> Written instruction: Exclude all pictures, then copy each of the records exactly as written.

> Data for this exercise:
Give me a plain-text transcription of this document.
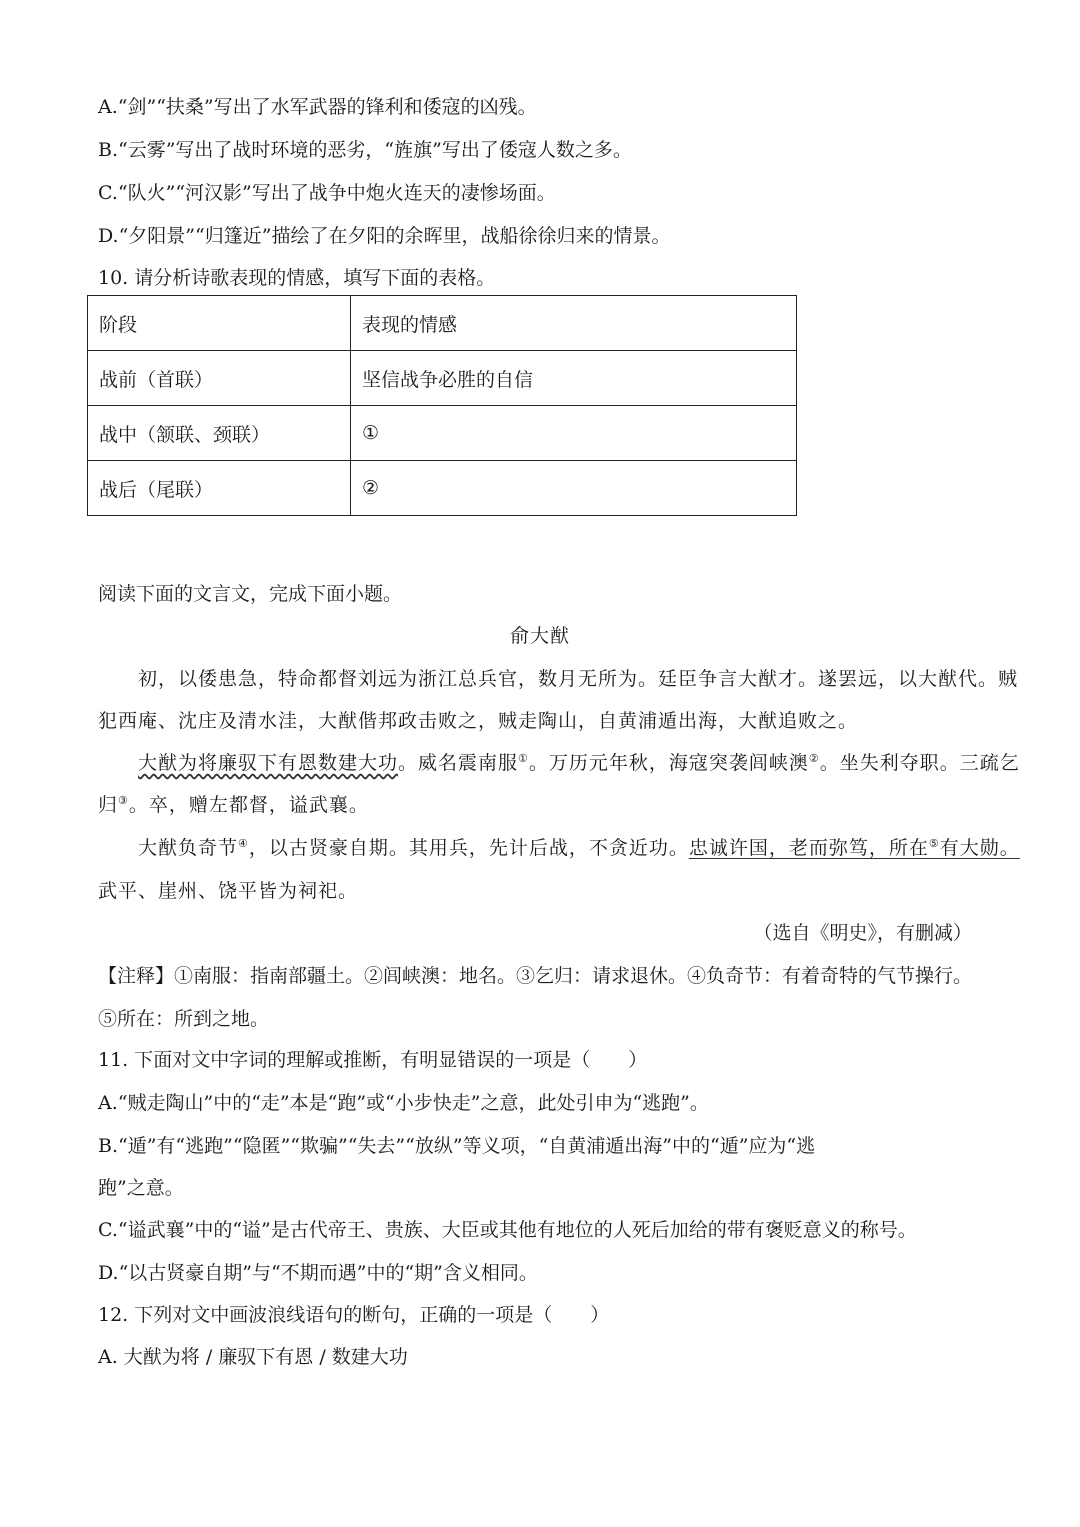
A.“剑”“扶桑”写出了水军武器的锋利和倭寇的凶残。
B.“云雾”写出了战时环境的恶劣，“旌旗”写出了倭寇人数之多。
C.“队火”“河汉影”写出了战争中炮火连天的凄惨场面。
D.“夕阳景”“归篷近”描绘了在夕阳的余晖里，战船徐徐归来的情景。
10. 请分析诗歌表现的情感，填写下面的表格。
阶段	表现的情感
战前（首联）	坚信战争必胜的自信
战中（颔联、颈联）	①
战后（尾联）	②
阅读下面的文言文，完成下面小题。
俞大猷
初，以倭患急，特命都督刘远为浙江总兵官，数月无所为。廷臣争言大猷才。遂罢远，以大猷代。贼
犯西庵、沈庄及清水洼，大猷偕邦政击败之，贼走陶山，自黄浦遁出海，大猷追败之。
大猷为将廉驭下有恩数建大功。威名震南服①。万历元年秋，海寇突袭闾峡澳②。坐失利夺职。三疏乞
归③。卒，赠左都督，谥武襄。
大猷负奇节④，以古贤豪自期。其用兵，先计后战，不贪近功。忠诚许国，老而弥笃，所在⑤有大勋。
武平、崖州、饶平皆为祠祀。
（选自《明史》，有删减）
【注释】①南服：指南部疆土。②闾峡澳：地名。③乞归：请求退休。④负奇节：有着奇特的气节操行。
⑤所在：所到之地。
11. 下面对文中字词的理解或推断，有明显错误的一项是（　　）
A.“贼走陶山”中的“走”本是“跑”或“小步快走”之意，此处引申为“逃跑”。
B.“遁”有“逃跑”“隐匿”“欺骗”“失去”“放纵”等义项，“自黄浦遁出海”中的“遁”应为“逃
跑”之意。
C.“谥武襄”中的“谥”是古代帝王、贵族、大臣或其他有地位的人死后加给的带有褒贬意义的称号。
D.“以古贤豪自期”与“不期而遇”中的“期”含义相同。
12. 下列对文中画波浪线语句的断句，正确的一项是（　　）
A. 大猷为将 / 廉驭下有恩 / 数建大功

> Full solution:
Give me a plain-text transcription of this document.
A.“剑”“扶桑”写出了水军武器的锋利和倭寇的凶残。
B.“云雾”写出了战时环境的恶劣，“旌旗”写出了倭寇人数之多。
C.“队火”“河汉影”写出了战争中炮火连天的凄惨场面。
D.“夕阳景”“归篷近”描绘了在夕阳的余晖里，战船徐徐归来的情景。
10. 请分析诗歌表现的情感，填写下面的表格。
阶段	表现的情感
战前（首联）	坚信战争必胜的自信
战中（颔联、颈联）	①
战后（尾联）	②
阅读下面的文言文，完成下面小题。
俞大猷
初，以倭患急，特命都督刘远为浙江总兵官，数月无所为。廷臣争言大猷才。遂罢远，以大猷代。贼
犯西庵、沈庄及清水洼，大猷偕邦政击败之，贼走陶山，自黄浦遁出海，大猷追败之。
大猷为将廉驭下有恩数建大功。威名震南服①。万历元年秋，海寇突袭闾峡澳②。坐失利夺职。三疏乞
归③。卒，赠左都督，谥武襄。
大猷负奇节④，以古贤豪自期。其用兵，先计后战，不贪近功。忠诚许国，老而弥笃，所在⑤有大勋。
武平、崖州、饶平皆为祠祀。
（选自《明史》，有删减）
【注释】①南服：指南部疆土。②闾峡澳：地名。③乞归：请求退休。④负奇节：有着奇特的气节操行。
⑤所在：所到之地。
11. 下面对文中字词的理解或推断，有明显错误的一项是（　　）
A.“贼走陶山”中的“走”本是“跑”或“小步快走”之意，此处引申为“逃跑”。
B.“遁”有“逃跑”“隐匿”“欺骗”“失去”“放纵”等义项，“自黄浦遁出海”中的“遁”应为“逃
跑”之意。
C.“谥武襄”中的“谥”是古代帝王、贵族、大臣或其他有地位的人死后加给的带有褒贬意义的称号。
D.“以古贤豪自期”与“不期而遇”中的“期”含义相同。
12. 下列对文中画波浪线语句的断句，正确的一项是（　　）
A. 大猷为将 / 廉驭下有恩 / 数建大功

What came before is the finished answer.